Count how many lines hold the string "label". Answer with that number and nothing more.

(Records from a data source)

==============================

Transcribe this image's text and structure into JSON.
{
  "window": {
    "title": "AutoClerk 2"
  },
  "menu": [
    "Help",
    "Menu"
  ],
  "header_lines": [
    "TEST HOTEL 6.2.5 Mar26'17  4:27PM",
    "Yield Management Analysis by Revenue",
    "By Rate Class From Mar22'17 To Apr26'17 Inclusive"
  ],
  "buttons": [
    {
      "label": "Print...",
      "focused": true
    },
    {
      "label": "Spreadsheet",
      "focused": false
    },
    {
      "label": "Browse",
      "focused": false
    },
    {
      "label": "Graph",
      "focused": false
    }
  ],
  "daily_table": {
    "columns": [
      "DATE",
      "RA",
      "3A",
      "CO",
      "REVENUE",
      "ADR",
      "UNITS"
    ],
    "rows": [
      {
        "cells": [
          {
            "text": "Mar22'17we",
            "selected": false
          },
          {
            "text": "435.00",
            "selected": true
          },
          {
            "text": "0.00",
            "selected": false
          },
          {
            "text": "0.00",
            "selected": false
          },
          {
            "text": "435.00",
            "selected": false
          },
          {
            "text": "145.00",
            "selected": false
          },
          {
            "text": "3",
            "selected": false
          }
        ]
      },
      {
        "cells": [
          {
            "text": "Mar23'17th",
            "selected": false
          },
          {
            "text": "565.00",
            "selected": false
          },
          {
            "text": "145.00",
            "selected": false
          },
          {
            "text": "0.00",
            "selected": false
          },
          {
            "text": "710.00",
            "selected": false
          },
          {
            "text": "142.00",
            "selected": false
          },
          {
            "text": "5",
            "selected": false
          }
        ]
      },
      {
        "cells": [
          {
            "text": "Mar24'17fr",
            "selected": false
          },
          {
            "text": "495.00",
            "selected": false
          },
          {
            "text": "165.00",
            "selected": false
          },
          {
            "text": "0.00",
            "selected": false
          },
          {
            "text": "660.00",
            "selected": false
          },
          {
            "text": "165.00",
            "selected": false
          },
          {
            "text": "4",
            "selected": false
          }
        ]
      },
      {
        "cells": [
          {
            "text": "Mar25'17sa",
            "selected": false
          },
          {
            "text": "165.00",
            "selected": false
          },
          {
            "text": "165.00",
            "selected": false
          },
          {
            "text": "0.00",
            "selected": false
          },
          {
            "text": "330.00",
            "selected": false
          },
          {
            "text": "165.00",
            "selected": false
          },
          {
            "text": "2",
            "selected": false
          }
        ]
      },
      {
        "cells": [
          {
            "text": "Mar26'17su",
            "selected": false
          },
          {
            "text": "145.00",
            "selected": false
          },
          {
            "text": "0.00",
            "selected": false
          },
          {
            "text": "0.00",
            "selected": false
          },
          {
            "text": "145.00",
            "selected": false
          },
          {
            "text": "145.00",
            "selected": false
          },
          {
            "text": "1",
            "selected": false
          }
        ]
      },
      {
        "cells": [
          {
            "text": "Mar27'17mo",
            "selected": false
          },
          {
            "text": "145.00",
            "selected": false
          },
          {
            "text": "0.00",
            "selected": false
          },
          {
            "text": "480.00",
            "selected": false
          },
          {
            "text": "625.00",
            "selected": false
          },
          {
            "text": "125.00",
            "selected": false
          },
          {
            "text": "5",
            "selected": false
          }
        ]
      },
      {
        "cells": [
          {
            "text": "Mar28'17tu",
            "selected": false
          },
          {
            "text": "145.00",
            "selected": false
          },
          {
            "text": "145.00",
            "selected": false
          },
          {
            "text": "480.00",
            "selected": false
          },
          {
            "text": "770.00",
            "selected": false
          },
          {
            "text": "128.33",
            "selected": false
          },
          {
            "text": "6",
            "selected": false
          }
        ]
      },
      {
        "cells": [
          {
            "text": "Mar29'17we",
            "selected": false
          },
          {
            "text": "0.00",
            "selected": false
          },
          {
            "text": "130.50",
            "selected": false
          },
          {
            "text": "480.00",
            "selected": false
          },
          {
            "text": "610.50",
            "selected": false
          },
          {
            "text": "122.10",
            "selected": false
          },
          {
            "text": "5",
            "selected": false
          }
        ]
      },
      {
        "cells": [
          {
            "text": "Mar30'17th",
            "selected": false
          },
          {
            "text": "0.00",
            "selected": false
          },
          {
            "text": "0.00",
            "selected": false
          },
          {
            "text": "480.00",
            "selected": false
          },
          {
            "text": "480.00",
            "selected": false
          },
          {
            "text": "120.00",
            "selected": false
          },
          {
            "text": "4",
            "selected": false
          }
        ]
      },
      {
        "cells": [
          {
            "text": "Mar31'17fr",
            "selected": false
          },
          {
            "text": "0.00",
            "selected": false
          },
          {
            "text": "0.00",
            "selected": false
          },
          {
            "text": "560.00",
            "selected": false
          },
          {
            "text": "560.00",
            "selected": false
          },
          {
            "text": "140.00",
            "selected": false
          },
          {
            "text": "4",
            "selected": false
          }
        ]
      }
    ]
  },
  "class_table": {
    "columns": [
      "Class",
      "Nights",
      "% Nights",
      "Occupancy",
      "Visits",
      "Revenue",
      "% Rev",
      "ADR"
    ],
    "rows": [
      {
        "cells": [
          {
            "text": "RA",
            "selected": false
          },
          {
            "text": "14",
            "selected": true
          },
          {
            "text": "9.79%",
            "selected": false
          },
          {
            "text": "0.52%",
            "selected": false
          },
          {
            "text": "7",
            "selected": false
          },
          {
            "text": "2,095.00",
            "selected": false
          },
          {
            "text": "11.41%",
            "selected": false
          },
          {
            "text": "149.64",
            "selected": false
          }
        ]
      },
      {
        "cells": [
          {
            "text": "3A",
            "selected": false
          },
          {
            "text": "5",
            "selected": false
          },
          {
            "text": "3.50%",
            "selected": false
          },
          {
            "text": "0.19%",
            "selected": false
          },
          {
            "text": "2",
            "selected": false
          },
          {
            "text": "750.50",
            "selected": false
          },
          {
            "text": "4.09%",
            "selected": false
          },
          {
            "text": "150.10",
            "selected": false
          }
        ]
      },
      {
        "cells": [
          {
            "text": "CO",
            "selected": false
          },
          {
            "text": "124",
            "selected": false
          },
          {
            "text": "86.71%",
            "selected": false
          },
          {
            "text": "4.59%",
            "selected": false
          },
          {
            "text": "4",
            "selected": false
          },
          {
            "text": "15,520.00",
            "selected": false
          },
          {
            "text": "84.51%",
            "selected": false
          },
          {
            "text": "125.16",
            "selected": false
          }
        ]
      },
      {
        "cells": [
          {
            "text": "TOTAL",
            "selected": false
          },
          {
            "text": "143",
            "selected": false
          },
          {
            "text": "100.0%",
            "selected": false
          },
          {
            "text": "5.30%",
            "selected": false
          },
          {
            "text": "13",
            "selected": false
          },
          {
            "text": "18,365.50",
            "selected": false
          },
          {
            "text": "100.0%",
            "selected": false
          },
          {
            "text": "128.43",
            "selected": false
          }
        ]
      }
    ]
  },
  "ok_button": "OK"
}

==============================

Solution to this exercise: 4